* Start Article *
# Is it normal my 14wks old girl, doesnt bark yet?



## clari86 (Sep 20, 2010)

Selphie turned 14wks this week and she doesnt bark much, she kind of only want to start to bark, but doesn't completely bark, and every time we receive visitors she doesn't bark, even our visitors are impressed and ask "how come your dog doesnt bark?" well i say "i guess she hasn't learned yet" and they say "she's very polite!" or they say "she's very sociable!"

For me its great if she's like that, but i dont know if she's like this because she hasn't learned to bark or because she's just polite! I'm just wondering 

Also, I've noticed that she barks a little bit more when she's out at the park around other dogs, but at home she doesn't bark at all


----------



## motherslittlehelper (Mar 18, 2010)
* End Article *
(What you need to do):
a – Determine whether each statement below agrees with the thread on the quiet puppy, answering yes or no and quoting the deciding words of the thread: (i) Selphie turned 14 weeks old this week; (ii) visitors have called the dog very sociable; (iii) Selphie barks more at home than at the park.
b – Resume the thread on the quiet puppy from the point where it stops.
* Start Supplied material *
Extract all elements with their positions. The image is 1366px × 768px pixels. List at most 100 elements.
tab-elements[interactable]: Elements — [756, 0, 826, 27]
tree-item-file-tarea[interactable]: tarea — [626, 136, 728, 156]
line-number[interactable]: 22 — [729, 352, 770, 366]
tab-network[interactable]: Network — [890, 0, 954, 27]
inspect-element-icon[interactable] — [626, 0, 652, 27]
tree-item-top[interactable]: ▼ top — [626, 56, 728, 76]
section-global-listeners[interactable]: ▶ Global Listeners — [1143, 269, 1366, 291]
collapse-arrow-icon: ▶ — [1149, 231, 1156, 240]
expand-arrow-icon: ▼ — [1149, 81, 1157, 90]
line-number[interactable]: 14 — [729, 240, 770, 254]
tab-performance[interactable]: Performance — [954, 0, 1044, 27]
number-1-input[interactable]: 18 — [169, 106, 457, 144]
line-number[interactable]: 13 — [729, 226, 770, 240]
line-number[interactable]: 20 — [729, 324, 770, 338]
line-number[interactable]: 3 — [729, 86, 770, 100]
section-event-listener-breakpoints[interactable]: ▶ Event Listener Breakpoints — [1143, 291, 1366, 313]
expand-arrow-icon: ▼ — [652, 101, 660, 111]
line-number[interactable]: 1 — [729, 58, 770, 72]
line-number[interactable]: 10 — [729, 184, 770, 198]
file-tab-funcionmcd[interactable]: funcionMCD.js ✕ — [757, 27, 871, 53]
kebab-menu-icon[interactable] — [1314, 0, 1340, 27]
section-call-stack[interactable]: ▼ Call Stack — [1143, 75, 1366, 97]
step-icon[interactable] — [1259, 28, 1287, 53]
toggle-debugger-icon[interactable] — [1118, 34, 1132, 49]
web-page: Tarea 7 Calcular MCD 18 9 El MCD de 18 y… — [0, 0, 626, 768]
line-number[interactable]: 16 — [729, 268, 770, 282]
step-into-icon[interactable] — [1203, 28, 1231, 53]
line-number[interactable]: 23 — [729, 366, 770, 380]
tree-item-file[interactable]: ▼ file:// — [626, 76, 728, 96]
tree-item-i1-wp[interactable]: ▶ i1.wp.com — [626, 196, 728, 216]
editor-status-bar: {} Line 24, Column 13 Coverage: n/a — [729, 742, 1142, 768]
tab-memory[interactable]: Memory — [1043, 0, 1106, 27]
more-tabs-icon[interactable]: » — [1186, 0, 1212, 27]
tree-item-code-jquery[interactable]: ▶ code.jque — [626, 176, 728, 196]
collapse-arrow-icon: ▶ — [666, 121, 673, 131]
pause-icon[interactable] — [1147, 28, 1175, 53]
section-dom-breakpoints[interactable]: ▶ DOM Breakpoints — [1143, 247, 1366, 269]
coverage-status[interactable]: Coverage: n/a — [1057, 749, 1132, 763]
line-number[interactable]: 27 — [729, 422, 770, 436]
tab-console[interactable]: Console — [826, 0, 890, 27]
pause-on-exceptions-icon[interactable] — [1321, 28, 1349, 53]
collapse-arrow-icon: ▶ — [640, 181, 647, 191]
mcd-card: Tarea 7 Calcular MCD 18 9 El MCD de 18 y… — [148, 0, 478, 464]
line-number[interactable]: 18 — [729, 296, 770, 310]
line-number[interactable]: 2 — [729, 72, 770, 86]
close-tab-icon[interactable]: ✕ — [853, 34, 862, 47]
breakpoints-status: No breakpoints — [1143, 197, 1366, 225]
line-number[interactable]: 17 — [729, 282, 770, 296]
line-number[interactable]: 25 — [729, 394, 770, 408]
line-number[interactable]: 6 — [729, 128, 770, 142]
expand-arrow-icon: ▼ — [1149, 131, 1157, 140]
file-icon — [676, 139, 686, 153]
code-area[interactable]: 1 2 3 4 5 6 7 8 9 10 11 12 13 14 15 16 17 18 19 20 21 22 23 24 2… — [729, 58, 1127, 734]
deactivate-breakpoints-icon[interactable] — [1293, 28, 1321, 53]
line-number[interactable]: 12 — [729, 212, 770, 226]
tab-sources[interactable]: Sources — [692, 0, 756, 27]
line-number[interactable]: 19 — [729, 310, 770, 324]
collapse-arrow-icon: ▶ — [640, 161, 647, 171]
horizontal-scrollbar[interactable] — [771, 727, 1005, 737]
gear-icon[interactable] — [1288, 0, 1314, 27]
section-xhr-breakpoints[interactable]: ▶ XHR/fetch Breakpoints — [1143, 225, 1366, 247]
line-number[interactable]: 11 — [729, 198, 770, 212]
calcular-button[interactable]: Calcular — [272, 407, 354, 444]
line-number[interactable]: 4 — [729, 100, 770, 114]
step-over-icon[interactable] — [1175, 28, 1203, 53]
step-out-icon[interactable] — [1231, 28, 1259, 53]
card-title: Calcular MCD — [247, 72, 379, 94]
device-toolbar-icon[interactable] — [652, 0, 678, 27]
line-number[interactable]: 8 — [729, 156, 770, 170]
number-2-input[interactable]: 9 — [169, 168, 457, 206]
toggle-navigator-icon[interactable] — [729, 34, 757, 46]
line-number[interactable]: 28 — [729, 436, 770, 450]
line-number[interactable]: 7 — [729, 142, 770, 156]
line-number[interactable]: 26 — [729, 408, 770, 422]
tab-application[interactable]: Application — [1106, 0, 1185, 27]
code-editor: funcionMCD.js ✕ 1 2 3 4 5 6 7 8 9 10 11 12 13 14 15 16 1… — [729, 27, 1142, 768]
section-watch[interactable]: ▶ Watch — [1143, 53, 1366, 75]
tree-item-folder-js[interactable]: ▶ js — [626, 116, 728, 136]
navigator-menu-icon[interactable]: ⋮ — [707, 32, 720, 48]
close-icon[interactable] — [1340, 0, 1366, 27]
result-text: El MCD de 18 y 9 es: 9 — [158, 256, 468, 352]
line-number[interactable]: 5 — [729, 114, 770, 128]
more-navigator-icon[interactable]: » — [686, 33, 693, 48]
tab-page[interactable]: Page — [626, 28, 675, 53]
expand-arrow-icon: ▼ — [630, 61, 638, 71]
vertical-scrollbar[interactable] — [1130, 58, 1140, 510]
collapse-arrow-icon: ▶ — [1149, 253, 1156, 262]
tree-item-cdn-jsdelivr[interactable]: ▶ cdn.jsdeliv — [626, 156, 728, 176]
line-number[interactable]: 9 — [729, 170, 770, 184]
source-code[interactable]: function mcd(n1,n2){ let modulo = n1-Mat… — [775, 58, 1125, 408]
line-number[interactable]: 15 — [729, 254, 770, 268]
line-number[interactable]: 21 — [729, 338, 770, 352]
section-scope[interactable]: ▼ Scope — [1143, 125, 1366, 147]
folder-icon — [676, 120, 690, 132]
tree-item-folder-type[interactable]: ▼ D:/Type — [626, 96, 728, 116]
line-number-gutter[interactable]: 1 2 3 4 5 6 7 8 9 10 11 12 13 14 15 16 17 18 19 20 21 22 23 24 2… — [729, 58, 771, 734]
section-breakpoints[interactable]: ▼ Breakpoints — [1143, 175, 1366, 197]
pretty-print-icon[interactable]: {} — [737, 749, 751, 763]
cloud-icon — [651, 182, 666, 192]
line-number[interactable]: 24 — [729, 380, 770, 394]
* End Supplied material *
(Answers for this exercise):
a –
(i) Yes: "Selphie turned 14wks this week"
(ii) Yes: "she's very sociable!"
(iii) No: "she barks a little bit more when she's out at the park around other dogs, but at home she doesn't bark at all"

b –
I'd say - count your blessings!!!  From reading here, some can be real barkers - to the point of it being a problem. Some are just more quiet I think. Augie didn't bark either for the longest time. The first time he did, took us totally by surprise as his bark was quite 'big' for such a small dog. He now barks when someone comes to the door, but immediately settles down once we have greeted the visitor(s). And he will bark when he hears other dogs being walked past the house, I've noticed, or a cat in the yard near the house.


----------



## whimsy (Apr 3, 2010)

My Whimsy was the same way at that age. In fact she is now just starting to bark a little bit and she is 9 months old. She will only bark once in a while if she see another dog walking by the house. I'm glad


----------



## clari86 (Sep 20, 2010)

ah ok, i hope she stays like that lol :biggrin1:


----------



## Lizzie'sMom (Oct 13, 2010)

Lizzie never barked until my mom's Pom stayed here for 3 weeks and he taught her! I wouldn't worry.


----------



## Luciledodd (Sep 5, 2009)

Rosie never barked until at least a year old and it is still rare. Only strangers get a bark out of her and she runs to me and barks if she hears a noise outside. Also when the phone rings and I don't hear, she will bark.


----------



## JANEOC (Aug 28, 2009)

My two are sisters that are 18 months. One has never barked the other barks all the time. Go figure!!!


----------



## Laurief (Nov 7, 2006)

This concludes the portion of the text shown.